(Collected data entries)
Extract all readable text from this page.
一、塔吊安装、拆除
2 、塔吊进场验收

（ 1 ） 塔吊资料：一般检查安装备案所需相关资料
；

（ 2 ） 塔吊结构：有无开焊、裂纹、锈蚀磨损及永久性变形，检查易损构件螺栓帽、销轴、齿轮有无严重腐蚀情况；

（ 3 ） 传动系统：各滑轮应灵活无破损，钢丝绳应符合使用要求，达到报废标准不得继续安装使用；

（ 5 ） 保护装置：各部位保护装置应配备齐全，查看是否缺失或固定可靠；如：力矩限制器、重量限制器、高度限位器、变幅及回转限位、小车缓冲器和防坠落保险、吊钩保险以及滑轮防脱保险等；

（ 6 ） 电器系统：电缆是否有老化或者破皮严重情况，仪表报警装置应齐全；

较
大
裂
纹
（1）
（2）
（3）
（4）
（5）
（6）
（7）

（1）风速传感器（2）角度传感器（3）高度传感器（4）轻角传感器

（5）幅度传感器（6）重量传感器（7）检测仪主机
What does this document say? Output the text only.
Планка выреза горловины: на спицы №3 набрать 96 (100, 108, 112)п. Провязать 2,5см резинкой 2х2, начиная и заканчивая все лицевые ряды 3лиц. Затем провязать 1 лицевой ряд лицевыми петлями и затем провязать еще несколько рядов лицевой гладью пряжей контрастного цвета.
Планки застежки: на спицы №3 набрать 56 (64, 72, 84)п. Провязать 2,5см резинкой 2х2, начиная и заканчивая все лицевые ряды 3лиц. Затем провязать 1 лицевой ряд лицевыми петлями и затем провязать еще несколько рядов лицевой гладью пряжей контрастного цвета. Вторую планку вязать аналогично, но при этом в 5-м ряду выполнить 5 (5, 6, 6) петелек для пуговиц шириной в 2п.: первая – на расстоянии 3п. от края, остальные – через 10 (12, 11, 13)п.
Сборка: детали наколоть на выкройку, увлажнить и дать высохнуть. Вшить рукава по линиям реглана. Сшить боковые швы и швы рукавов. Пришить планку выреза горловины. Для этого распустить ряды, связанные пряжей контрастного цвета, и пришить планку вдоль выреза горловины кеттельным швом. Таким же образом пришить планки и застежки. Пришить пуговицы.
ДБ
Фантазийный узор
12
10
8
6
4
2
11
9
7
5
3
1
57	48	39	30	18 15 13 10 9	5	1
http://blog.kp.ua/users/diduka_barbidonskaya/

● Stated exercise:
Which lines hold the word "text"? Copy each of them from the records.

● Full answer:
Extract all readable text from this page.
What does this document say? Output the text only.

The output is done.